INSTRUCTION. Convert every line of the listing below into a Markdown table with the columns Row and Line. Number the rows and leave out blank lines.

RECORDS TO USE.

- - - -

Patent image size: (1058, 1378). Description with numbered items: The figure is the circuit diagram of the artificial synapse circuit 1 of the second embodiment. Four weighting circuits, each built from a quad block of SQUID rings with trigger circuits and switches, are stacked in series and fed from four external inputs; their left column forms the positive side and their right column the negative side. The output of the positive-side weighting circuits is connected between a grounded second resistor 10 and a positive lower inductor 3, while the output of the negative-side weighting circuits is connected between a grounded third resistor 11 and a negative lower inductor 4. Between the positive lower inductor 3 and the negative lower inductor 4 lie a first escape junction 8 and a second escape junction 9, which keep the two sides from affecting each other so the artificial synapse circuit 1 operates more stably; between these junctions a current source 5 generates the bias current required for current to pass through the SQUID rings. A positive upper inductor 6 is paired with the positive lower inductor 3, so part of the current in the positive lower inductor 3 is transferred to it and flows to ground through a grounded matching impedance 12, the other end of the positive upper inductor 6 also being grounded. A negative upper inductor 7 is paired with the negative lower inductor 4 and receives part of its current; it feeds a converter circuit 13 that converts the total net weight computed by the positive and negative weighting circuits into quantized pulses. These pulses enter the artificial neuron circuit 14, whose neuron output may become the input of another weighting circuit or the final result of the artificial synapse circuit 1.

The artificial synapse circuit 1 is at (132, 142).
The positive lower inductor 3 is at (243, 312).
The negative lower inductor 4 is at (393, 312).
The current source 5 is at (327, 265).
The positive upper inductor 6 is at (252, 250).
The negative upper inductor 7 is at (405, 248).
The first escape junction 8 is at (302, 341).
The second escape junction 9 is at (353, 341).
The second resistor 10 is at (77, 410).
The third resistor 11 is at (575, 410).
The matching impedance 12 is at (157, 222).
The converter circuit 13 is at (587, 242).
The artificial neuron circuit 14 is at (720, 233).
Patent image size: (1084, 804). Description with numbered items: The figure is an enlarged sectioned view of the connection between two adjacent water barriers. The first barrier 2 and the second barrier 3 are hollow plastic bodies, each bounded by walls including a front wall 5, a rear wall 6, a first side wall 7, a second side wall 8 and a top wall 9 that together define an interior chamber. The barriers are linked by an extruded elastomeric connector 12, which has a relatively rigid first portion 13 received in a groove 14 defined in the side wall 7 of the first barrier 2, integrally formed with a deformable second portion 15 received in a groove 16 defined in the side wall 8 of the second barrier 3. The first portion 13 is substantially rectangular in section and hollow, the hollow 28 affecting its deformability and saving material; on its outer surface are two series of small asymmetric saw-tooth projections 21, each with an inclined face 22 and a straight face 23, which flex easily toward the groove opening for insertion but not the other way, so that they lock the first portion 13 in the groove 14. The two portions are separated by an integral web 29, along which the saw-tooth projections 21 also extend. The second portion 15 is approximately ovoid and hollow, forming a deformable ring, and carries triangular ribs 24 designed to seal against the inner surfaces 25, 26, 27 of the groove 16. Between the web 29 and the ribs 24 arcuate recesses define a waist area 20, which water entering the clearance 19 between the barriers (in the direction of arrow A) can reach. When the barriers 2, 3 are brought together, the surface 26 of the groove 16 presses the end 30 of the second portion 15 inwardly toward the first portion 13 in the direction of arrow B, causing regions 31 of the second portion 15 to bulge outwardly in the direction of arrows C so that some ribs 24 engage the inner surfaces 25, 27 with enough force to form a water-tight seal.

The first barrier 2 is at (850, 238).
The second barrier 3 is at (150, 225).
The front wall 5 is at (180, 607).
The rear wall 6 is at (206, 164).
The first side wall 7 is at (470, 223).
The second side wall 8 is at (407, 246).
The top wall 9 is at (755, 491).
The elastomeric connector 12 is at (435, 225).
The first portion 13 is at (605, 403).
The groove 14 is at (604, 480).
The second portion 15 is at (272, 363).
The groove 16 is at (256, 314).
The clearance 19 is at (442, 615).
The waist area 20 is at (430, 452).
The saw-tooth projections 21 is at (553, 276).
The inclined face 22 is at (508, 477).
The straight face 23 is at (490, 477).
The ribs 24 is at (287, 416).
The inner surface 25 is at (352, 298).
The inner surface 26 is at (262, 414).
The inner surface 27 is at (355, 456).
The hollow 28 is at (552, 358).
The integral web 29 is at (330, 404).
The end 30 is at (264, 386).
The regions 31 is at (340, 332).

- - - -

ANSWER TO THE EXERCISE.
| Row | Line |
|---|---|
| 1 | Patent image size: (1058, 1378). Description with numbered items: The figure is the circuit diagram of the artificial synapse circuit 1 of the second embodiment. Four weighting circuits, each built from a quad block of SQUID rings with trigger circuits and switches, are stacked in series and fed from four external inputs; their left column forms the positive side and their right column the negative side. The output of the positive-side weighting circuits is connected between a grounded second resistor 10 and a positive lower inductor 3, while the output of the negative-side weighting circuits is connected between a grounded third resistor 11 and a negative lower inductor 4. Between the positive lower inductor 3 and the negative lower inductor 4 lie a first escape junction 8 and a second escape junction 9, which keep the two sides from affecting each other so the artificial synapse circuit 1 operates more stably; between these junctions a current source 5 generates the bias current required for current to pass through the SQUID rings. A positive upper inductor 6 is paired with the positive lower inductor 3, so part of the current in the positive lower inductor 3 is transferred to it and flows to ground through a grounded matching impedance 12, the other end of the positive upper inductor 6 also being grounded. A negative upper inductor 7 is paired with the negative lower inductor 4 and receives part of its current; it feeds a converter circuit 13 that converts the total net weight computed by the positive and negative weighting circuits into quantized pulses. These pulses enter the artificial neuron circuit 14, whose neuron output may become the input of another weighting circuit or the final result of the artificial synapse circuit 1. |
| 2 | The artificial synapse circuit 1 is at (132, 142). |
| 3 | The positive lower inductor 3 is at (243, 312). |
| 4 | The negative lower inductor 4 is at (393, 312). |
| 5 | The current source 5 is at (327, 265). |
| 6 | The positive upper inductor 6 is at (252, 250). |
| 7 | The negative upper inductor 7 is at (405, 248). |
| 8 | The first escape junction 8 is at (302, 341). |
| 9 | The second escape junction 9 is at (353, 341). |
| 10 | The second resistor 10 is at (77, 410). |
| 11 | The third resistor 11 is at (575, 410). |
| 12 | The matching impedance 12 is at (157, 222). |
| 13 | The converter circuit 13 is at (587, 242). |
| 14 | The artificial neuron circuit 14 is at (720, 233). |
| 15 | Patent image size: (1084, 804). Description with numbered items: The figure is an enlarged sectioned view of the connection between two adjacent water barriers. The first barrier 2 and the second barrier 3 are hollow plastic bodies, each bounded by walls including a front wall 5, a rear wall 6, a first side wall 7, a second side wall 8 and a top wall 9 that together define an interior chamber. The barriers are linked by an extruded elastomeric connector 12, which has a relatively rigid first portion 13 received in a groove 14 defined in the side wall 7 of the first barrier 2, integrally formed with a deformable second portion 15 received in a groove 16 defined in the side wall 8 of the second barrier 3. The first portion 13 is substantially rectangular in section and hollow, the hollow 28 affecting its deformability and saving material; on its outer surface are two series of small asymmetric saw-tooth projections 21, each with an inclined face 22 and a straight face 23, which flex easily toward the groove opening for insertion but not the other way, so that they lock the first portion 13 in the groove 14. The two portions are separated by an integral web 29, along which the saw-tooth projections 21 also extend. The second portion 15 is approximately ovoid and hollow, forming a deformable ring, and carries triangular ribs 24 designed to seal against the inner surfaces 25, 26, 27 of the groove 16. Between the web 29 and the ribs 24 arcuate recesses define a waist area 20, which water entering the clearance 19 between the barriers (in the direction of arrow A) can reach. When the barriers 2, 3 are brought together, the surface 26 of the groove 16 presses the end 30 of the second portion 15 inwardly toward the first portion 13 in the direction of arrow B, causing regions 31 of the second portion 15 to bulge outwardly in the direction of arrows C so that some ribs 24 engage the inner surfaces 25, 27 with enough force to form a water-tight seal. |
| 16 | The first barrier 2 is at (850, 238). |
| 17 | The second barrier 3 is at (150, 225). |
| 18 | The front wall 5 is at (180, 607). |
| 19 | The rear wall 6 is at (206, 164). |
| 20 | The first side wall 7 is at (470, 223). |
| 21 | The second side wall 8 is at (407, 246). |
| 22 | The top wall 9 is at (755, 491). |
| 23 | The elastomeric connector 12 is at (435, 225). |
| 24 | The first portion 13 is at (605, 403). |
| 25 | The groove 14 is at (604, 480). |
| 26 | The second portion 15 is at (272, 363). |
| 27 | The groove 16 is at (256, 314). |
| 28 | The clearance 19 is at (442, 615). |
| 29 | The waist area 20 is at (430, 452). |
| 30 | The saw-tooth projections 21 is at (553, 276). |
| 31 | The inclined face 22 is at (508, 477). |
| 32 | The straight face 23 is at (490, 477). |
| 33 | The ribs 24 is at (287, 416). |
| 34 | The inner surface 25 is at (352, 298). |
| 35 | The inner surface 26 is at (262, 414). |
| 36 | The inner surface 27 is at (355, 456). |
| 37 | The hollow 28 is at (552, 358). |
| 38 | The integral web 29 is at (330, 404). |
| 39 | The end 30 is at (264, 386). |
| 40 | The regions 31 is at (340, 332). |